* Job: Each entry in the listing below should be restated word for word.

* Material for the task:
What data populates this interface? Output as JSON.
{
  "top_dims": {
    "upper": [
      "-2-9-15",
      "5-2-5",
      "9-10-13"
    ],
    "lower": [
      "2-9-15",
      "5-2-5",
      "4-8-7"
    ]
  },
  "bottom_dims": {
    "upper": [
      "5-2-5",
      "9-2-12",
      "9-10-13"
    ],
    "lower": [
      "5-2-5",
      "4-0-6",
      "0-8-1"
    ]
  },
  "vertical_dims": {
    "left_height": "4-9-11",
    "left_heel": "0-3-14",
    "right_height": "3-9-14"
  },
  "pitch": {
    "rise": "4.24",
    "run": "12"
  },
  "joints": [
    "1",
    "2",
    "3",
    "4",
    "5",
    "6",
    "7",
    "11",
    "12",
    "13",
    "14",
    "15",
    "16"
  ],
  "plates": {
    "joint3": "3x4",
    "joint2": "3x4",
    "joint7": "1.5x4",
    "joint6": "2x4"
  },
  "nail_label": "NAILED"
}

* Answer in full:
What data populates this interface? Output as JSON.
{
  "top_dims": {
    "upper": [
      "-2-9-15",
      "5-2-5",
      "9-10-13"
    ],
    "lower": [
      "2-9-15",
      "5-2-5",
      "4-8-7"
    ]
  },
  "bottom_dims": {
    "upper": [
      "5-2-5",
      "9-2-12",
      "9-10-13"
    ],
    "lower": [
      "5-2-5",
      "4-0-6",
      "0-8-1"
    ]
  },
  "vertical_dims": {
    "left_height": "4-9-11",
    "left_heel": "0-3-14",
    "right_height": "3-9-14"
  },
  "pitch": {
    "rise": "4.24",
    "run": "12"
  },
  "joints": [
    "1",
    "2",
    "3",
    "4",
    "5",
    "6",
    "7",
    "11",
    "12",
    "13",
    "14",
    "15",
    "16"
  ],
  "plates": {
    "joint3": "3x4",
    "joint2": "3x4",
    "joint7": "1.5x4",
    "joint6": "2x4"
  },
  "nail_label": "NAILED"
}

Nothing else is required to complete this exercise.